Jan 16, 2010 | Willow Creek, OR
Jan 16, 2010

Part 1: The Circle

"You gonna kill anything today?" says a voice from outside my motel room at dawn.

"Just a part of myself," I should respond — but I don't know that yet, so I say nothing.

The voice belongs to one chucker hunter who is trash talking another by asking facetious hunting questions like is he going to kill anything today, when he knows very well they are both going to kill something and probably many things today because they are chucker hunters and they are here to hunt and kill chuckers.

Sometimes life will give you signs, and it is good if you can see them, because they can show you the way and prepare you for what is to come. The most important signs are usually not labeled, so they are like secret signs. They occur in the physical world, but they map your inner landscape, and they are made just for you. Since they are secrets, you cannot read them directly — instead you must use feeling and intuition to uncover their meaning.

The man at the motel asks me where I am going and I say south. He says that first I should go north to see the playa, and I say that maybe I will. He says that really, really, I should see the playa before leaving, and he smirks at me like there is something licentious waiting for me there. I ask if I can take his picture but he says no, and then I remember you can't take pictures of prophets.

So I drive 20 miles north on a dirt road to the playa, which is vast and desiccated and totally deserted, with flat cracked earth stretching on for miles. I see a blank sign and take the road it marks, which leads to the shore of the dried up lake. I walk out onto the playa and feel the earth. In my fingers it crumbles like feta cheese. Under my feet it is soft like a yoga mat. After a while I come to a piece of wood that points to the other side and seems to say 'this is the way.'

Soon I see a small white box sitting in the dirt. As I get closer I see it is a toilet, which is a very strange thing to find in the middle of a playa. Stuffed into the toilet and staring up at me is a coyote carcass, grimacing and terrible. Nearby, a piece of wood is separated from its shadow, which seems to say that something is about to change.

═══

REQUIREMENT A - Write out the part of the playa passage above between "Jan 16, 2010 |" and "I say nothing.", inclusive.
REQUIREMENT B -
Answer these questions about the playa passage above, labeling your answers to match:
(i) How far north does the narrator drive on the dirt road to reach the playa?
(ii) What does the narrator compare the earth underfoot to?
(iii) What is stuffed into the toilet found on the playa?
REQUIREMENT C - Carry on the playa passage above, starting right after its final sentence.

═══

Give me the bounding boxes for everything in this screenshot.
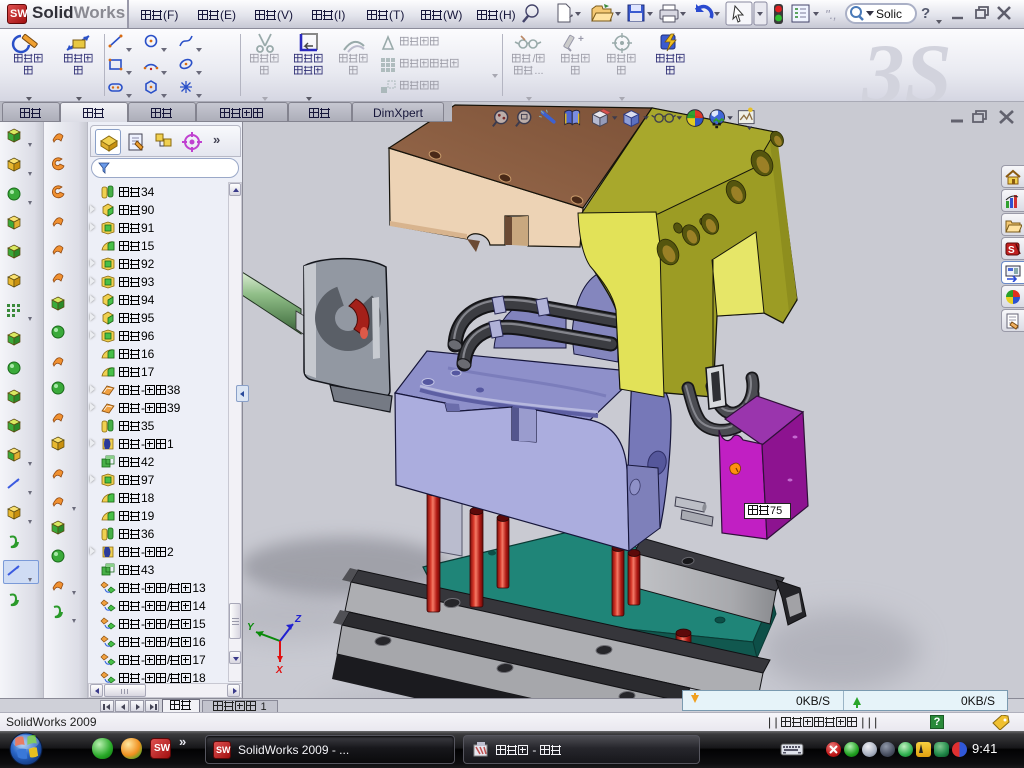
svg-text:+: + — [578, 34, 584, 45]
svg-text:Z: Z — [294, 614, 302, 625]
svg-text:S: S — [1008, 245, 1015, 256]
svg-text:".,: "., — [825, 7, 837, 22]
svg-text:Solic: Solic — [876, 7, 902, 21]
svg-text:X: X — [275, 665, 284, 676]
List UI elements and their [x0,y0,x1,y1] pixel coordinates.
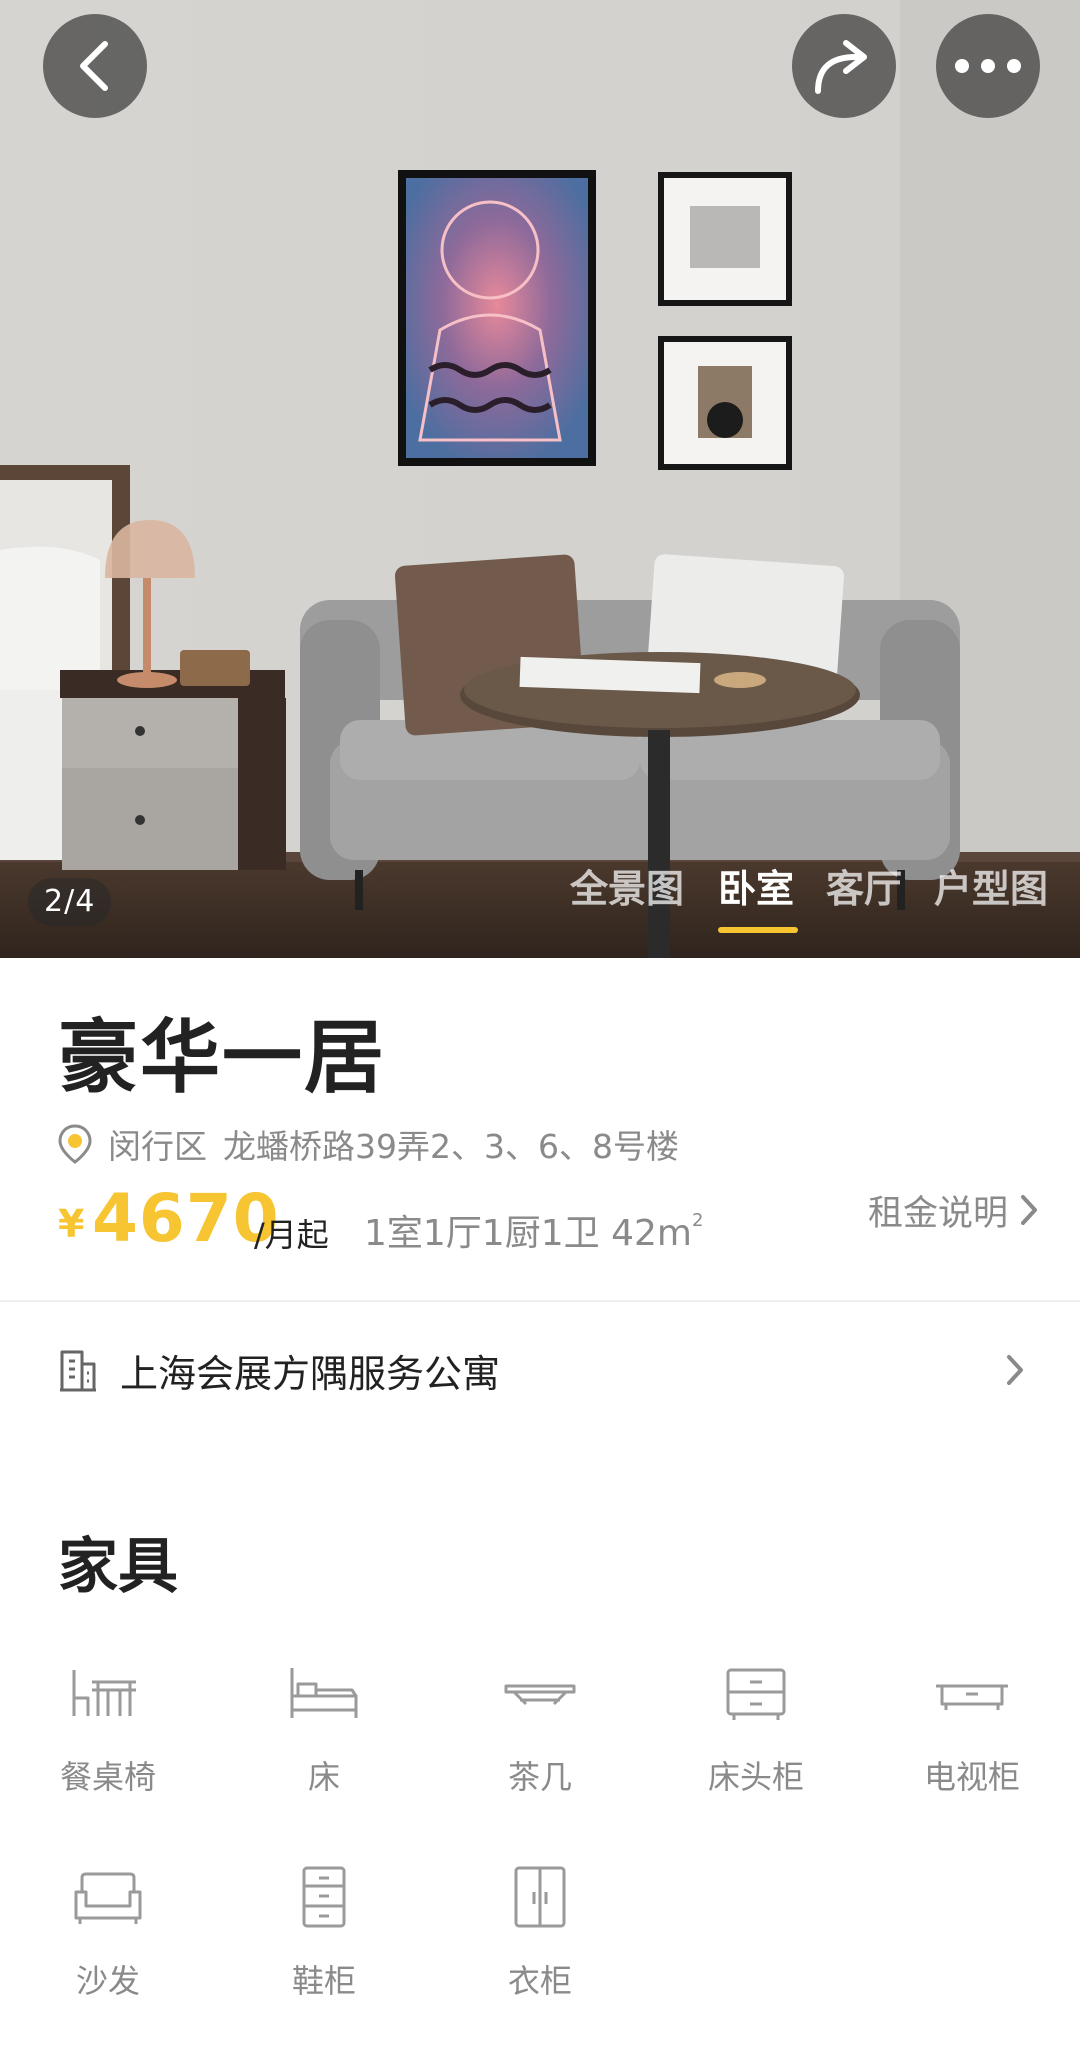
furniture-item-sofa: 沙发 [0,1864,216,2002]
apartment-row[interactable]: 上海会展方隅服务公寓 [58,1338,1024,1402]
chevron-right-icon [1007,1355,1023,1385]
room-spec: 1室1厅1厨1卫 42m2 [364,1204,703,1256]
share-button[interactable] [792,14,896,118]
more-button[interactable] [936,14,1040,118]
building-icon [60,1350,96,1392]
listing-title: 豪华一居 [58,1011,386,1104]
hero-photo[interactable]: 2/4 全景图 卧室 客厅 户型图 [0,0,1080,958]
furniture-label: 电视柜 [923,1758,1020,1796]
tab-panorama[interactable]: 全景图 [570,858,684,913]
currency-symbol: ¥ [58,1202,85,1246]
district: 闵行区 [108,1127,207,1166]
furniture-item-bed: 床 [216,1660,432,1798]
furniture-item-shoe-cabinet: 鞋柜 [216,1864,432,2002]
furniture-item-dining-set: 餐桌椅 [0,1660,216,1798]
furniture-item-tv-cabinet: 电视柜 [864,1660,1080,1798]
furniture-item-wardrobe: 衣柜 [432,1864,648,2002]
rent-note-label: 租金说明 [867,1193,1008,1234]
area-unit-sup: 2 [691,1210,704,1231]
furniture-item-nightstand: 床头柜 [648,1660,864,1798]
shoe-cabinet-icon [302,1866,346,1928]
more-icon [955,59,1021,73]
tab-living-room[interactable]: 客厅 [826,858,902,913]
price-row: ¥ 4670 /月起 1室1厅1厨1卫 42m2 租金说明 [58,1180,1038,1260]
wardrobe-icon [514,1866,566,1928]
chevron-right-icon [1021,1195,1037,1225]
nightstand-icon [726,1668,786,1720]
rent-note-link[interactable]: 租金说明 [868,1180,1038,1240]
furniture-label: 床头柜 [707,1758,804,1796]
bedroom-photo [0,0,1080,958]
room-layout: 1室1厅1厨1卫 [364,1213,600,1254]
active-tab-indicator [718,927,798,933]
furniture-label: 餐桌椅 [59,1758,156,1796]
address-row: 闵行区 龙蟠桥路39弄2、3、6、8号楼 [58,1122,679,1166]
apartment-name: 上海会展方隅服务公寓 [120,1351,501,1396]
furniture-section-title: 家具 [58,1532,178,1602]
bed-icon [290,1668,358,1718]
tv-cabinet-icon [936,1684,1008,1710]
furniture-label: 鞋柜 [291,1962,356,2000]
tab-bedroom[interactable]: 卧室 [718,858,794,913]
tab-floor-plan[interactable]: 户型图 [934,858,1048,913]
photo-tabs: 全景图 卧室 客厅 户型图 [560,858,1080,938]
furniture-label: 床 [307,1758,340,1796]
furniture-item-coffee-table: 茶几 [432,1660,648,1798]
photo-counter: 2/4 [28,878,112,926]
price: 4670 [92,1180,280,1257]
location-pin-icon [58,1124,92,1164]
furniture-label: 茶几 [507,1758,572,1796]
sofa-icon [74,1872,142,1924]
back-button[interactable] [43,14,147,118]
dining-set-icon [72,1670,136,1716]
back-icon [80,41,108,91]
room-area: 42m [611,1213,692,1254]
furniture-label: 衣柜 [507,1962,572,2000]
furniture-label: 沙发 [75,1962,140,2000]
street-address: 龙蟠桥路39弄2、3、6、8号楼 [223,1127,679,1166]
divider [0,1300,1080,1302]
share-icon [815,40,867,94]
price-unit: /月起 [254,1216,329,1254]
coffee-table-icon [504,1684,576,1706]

═══

TASK RESPONSE A -
Jan 16, 2010 | Willow Creek, OR
Jan 16, 2010

Part 1: The Circle

"You gonna kill anything today?" says a voice from outside my motel room at dawn.

"Just a part of myself," I should respond — but I don't know that yet, so I say nothing.

TASK RESPONSE B -
(i) 20 miles.
(ii) A yoga mat.
(iii) A coyote carcass.

TASK RESPONSE C -
I go to get my car and drive onto the playa in a trance, speeding and swerving and covering my eyes just for the hell of it. I stop precisely at the center and get out. There is a huge and perfect circle drawn in the dirt. I walk into it, and my whole body starts to tingle, like some kind of invisible energy is rushing through me. I spin around several times, and try to understand what it is.

I think how the coyote toilet was the death of something shitty in me, something I no longer need that was brought into the open and conquered in solitude. I think how the playa is like my whole life, and that this circle is the halfway point. Into the circle run tire tracks in various formations. Behind me the tracks run in perfect parallel pairs. Ahead of me the tracks cross and change places and I wonder what this means. There are no tracks inside the circle. Behind me are the mountains, covered in snow and foreboding. Ahead of me is a low mesa, lit pink by the sun. Behind me is the past, the mountains like ancestors. Ahead of me is the rest of my life, with death on the other side of the mesa. I think about driving to the mesa but I don't do that, because before you can know your future you first have to live it, and for now it is enough to understand the landscape.

So I sit in the dirt and I think for a while and I write a little bit, and when I get up I give the playa some water to help with the dryness. On my way back I see the red skull of something that died, and I think about other things that have died.

— Part 2: The Gun — 

I drive south, across the beautiful desolate wasteland of southeastern Oregon, and hardly see another car. I drive dirt roads through canyons, up and down buttes, over mountains, and across wide open plains. I am hunting down Willow Creek hot springs, which the motel prophet said I should visit. I get lost many times, because there are no (conventional) signs, and I venture 10 miles through sage brush up onto the wrong mountain, only to turn back once I reach the summit, which is cold and gorgeous with raptors gliding past me. I find the hot springs at last, and get out of my car.

There is one other car — a 1975 Chevy truck — with a canvas tent pitched next to it, a barbecue smoking on the ground, and hip hop music blasting. I wave politely to the man, who is big and gruff and dirty. Slowly he approaches me. He is scruffy, unshaven, holding a beer, wearing holographic skull sunglasses and a camouflage hat, and has a pistol holster strapped to his chest, with an extra clip on the side. We are alone in a vast valley with nothing around for many miles, and I am scared.

"Vermont, eh?", he says, looking at my plates.

"Yeah, sorry about that."

"You shoot guns?"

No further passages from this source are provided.